Excerpt from a dataset
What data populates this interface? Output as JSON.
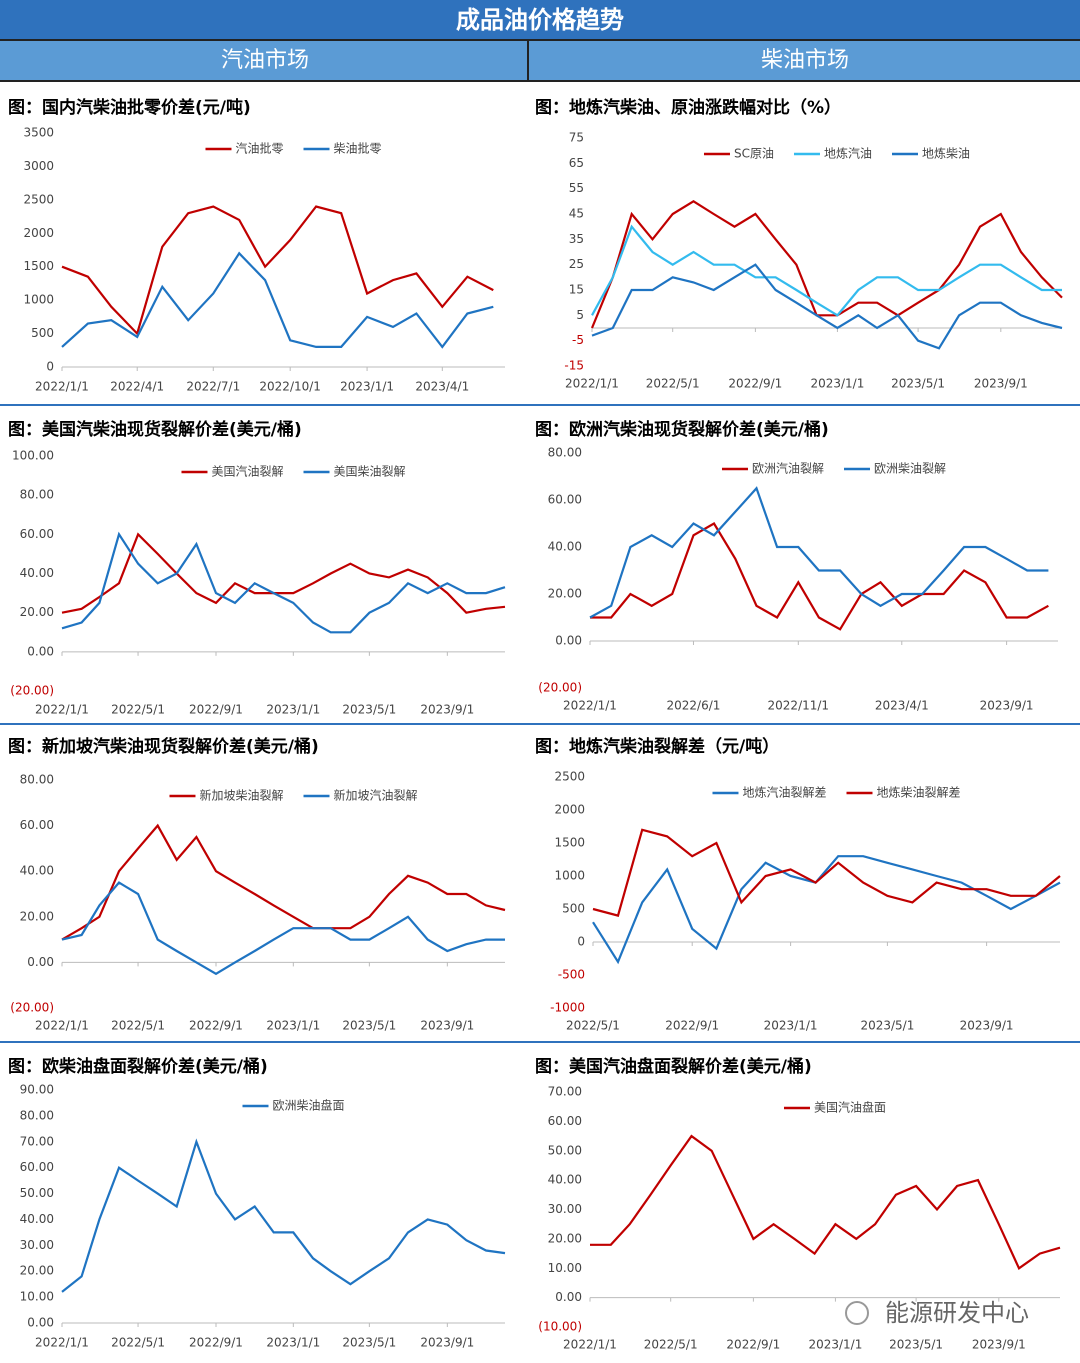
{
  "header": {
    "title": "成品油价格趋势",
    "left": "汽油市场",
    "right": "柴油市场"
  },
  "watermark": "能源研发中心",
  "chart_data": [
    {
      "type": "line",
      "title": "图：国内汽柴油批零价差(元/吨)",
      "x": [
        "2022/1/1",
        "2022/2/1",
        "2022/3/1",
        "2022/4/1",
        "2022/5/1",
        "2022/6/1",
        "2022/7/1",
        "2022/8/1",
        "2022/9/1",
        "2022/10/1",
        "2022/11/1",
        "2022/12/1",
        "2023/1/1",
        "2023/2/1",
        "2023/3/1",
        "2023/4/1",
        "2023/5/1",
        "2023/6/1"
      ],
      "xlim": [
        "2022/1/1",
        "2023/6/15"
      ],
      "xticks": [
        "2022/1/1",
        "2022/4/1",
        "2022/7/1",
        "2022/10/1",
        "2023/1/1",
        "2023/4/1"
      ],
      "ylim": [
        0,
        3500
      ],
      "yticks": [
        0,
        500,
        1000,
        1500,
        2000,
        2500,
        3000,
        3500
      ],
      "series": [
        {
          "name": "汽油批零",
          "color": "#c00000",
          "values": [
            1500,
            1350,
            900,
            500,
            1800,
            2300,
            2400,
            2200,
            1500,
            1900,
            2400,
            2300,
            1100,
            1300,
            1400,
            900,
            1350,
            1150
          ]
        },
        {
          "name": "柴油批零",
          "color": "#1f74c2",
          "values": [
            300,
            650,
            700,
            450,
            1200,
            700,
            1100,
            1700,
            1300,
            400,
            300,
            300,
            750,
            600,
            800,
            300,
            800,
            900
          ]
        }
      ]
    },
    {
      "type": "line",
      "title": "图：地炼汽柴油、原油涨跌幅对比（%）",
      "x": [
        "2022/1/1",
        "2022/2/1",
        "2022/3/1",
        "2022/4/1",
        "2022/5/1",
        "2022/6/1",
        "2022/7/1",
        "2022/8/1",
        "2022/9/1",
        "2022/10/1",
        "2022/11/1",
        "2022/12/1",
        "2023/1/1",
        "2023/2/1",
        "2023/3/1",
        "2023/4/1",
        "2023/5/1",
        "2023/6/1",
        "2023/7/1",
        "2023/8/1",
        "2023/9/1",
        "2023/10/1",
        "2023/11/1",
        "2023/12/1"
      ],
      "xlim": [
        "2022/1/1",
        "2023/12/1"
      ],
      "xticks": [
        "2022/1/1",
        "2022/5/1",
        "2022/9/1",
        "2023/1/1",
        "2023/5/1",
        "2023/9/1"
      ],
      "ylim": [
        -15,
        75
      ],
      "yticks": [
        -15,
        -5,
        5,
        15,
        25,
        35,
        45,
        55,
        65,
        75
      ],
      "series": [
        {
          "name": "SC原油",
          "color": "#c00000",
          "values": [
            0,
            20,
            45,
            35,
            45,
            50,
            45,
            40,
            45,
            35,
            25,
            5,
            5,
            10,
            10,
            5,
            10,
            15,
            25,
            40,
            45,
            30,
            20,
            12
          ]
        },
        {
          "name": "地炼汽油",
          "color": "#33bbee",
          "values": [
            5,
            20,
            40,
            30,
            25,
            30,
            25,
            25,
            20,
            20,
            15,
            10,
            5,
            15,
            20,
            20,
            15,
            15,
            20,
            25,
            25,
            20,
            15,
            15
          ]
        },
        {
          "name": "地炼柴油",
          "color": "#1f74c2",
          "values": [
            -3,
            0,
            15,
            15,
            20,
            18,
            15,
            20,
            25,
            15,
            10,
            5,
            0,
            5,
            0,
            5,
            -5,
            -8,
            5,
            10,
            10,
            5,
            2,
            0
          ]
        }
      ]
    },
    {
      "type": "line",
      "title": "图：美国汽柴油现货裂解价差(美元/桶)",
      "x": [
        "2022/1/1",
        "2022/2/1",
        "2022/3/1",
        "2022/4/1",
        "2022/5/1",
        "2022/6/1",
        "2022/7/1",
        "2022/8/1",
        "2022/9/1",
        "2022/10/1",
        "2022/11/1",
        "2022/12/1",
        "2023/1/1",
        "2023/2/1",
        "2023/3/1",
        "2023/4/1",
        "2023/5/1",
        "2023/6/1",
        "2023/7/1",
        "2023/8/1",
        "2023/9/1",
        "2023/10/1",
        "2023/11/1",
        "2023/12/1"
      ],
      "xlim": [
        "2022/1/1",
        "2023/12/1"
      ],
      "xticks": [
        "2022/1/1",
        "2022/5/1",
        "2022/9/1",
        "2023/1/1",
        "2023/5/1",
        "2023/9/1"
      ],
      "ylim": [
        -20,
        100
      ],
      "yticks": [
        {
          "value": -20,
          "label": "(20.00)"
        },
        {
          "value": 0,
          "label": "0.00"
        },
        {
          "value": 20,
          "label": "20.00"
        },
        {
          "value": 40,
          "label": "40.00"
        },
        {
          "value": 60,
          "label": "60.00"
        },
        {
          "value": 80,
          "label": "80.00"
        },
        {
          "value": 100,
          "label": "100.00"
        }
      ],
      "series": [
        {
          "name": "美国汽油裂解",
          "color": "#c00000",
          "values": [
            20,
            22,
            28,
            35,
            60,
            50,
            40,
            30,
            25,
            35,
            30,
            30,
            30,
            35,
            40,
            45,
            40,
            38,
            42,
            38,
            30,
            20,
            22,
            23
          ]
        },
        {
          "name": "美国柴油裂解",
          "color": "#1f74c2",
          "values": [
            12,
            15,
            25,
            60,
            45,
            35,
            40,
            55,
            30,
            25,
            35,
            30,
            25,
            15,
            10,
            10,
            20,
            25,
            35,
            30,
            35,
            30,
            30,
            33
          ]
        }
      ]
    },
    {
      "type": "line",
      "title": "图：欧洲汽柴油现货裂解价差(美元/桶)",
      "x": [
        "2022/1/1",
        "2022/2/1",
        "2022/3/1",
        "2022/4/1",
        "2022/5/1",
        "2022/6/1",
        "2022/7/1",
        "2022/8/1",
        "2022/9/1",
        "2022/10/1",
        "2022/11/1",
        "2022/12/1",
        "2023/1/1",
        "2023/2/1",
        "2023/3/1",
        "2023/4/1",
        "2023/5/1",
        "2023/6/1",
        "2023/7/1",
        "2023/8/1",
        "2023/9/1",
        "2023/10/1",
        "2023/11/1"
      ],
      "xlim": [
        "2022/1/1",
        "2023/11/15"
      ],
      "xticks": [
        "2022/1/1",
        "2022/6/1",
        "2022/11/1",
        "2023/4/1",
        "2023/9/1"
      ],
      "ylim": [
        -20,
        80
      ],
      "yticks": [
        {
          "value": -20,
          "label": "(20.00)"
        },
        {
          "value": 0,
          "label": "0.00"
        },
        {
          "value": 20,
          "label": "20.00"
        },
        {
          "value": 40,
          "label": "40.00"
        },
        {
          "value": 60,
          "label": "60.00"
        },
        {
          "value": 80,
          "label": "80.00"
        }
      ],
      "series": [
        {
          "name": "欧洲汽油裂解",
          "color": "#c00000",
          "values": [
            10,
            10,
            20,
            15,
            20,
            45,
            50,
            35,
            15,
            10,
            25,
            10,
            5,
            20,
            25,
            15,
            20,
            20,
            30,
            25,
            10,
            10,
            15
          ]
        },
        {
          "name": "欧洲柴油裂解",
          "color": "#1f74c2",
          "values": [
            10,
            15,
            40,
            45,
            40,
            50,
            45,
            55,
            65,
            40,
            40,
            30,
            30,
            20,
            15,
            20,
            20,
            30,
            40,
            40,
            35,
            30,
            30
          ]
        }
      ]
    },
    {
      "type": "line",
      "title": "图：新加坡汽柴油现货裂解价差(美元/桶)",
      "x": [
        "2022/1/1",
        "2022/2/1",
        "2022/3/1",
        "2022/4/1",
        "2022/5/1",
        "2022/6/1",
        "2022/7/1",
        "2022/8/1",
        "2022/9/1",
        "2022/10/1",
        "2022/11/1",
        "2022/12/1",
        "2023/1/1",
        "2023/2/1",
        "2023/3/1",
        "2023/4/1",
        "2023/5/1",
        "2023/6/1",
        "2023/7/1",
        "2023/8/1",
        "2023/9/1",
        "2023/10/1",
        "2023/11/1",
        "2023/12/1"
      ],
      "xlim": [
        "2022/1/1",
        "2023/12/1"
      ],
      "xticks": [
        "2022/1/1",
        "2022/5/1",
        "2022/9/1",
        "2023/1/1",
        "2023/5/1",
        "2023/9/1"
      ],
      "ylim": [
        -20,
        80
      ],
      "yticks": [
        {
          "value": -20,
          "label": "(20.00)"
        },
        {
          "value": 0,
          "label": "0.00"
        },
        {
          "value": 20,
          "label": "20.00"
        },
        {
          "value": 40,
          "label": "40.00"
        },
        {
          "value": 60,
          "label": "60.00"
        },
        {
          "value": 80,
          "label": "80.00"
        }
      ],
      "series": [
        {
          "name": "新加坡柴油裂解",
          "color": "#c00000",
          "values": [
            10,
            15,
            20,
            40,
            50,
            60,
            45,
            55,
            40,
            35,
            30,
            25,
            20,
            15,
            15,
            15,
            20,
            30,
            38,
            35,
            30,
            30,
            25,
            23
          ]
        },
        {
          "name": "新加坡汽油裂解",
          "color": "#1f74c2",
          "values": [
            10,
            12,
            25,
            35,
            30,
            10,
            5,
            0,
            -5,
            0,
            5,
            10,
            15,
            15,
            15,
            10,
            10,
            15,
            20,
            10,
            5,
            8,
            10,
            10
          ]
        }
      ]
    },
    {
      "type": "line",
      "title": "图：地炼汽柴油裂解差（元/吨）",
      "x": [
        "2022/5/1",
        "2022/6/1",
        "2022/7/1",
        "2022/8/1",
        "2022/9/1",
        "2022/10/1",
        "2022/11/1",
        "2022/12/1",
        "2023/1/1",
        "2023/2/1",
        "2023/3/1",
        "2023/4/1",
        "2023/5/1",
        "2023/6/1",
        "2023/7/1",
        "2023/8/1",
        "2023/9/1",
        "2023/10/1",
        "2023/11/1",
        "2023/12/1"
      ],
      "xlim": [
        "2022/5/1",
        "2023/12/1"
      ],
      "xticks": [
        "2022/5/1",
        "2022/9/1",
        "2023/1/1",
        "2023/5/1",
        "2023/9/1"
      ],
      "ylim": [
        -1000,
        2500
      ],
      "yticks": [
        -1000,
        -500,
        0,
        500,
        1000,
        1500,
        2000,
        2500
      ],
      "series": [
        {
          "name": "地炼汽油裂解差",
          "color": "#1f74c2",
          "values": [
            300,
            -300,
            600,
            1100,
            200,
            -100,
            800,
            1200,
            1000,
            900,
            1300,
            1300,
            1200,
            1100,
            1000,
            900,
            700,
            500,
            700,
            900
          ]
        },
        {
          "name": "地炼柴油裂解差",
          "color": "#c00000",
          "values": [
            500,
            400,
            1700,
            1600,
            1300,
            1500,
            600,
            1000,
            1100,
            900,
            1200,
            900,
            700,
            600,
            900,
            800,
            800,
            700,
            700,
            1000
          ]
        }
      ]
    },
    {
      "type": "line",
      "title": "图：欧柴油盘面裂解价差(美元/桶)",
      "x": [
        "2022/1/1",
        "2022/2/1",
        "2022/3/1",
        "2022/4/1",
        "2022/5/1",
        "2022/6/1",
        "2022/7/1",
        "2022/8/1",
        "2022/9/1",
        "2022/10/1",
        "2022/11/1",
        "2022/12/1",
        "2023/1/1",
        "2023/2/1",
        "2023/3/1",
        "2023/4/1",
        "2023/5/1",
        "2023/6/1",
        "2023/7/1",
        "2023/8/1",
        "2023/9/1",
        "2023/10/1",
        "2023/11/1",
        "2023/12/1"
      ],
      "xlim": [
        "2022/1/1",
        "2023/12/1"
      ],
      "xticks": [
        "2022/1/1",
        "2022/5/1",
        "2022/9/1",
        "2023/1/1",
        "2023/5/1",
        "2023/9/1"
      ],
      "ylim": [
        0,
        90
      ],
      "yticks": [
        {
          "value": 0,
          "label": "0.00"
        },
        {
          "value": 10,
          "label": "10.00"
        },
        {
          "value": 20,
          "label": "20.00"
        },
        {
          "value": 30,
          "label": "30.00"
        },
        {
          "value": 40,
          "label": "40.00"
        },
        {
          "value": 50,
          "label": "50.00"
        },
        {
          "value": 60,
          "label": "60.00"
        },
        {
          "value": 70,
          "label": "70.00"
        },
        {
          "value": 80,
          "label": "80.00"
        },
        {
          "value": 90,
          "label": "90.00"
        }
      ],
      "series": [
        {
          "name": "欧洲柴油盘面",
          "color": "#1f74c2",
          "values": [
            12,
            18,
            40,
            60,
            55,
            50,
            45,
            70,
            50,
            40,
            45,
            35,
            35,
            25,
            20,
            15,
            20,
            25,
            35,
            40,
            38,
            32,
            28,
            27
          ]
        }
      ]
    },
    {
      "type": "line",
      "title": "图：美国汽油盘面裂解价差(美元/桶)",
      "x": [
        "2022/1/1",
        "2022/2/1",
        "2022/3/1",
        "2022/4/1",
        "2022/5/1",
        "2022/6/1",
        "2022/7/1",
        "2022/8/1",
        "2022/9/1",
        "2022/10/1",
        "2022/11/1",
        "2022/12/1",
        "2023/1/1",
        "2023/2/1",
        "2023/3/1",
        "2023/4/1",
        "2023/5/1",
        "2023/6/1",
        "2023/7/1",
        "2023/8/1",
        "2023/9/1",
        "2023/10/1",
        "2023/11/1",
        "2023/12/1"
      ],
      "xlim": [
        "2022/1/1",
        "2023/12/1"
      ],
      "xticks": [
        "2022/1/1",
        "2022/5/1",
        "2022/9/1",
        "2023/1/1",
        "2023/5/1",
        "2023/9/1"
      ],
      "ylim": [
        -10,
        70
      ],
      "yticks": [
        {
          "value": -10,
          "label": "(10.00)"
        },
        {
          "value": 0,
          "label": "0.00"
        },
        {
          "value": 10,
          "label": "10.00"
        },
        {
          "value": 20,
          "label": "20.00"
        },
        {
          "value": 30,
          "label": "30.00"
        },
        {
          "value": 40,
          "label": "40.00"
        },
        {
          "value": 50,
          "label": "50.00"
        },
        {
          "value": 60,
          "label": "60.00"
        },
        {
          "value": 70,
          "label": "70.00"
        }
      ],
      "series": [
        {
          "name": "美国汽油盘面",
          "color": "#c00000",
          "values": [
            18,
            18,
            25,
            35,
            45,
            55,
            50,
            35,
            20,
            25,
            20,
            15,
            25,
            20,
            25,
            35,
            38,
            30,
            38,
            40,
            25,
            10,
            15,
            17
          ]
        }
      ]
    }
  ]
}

* **PROBLEM DESCRIPTION**
Tell how many lines include "title". The number is the whole answer.

* **RESPONSE TO THE TASK**
9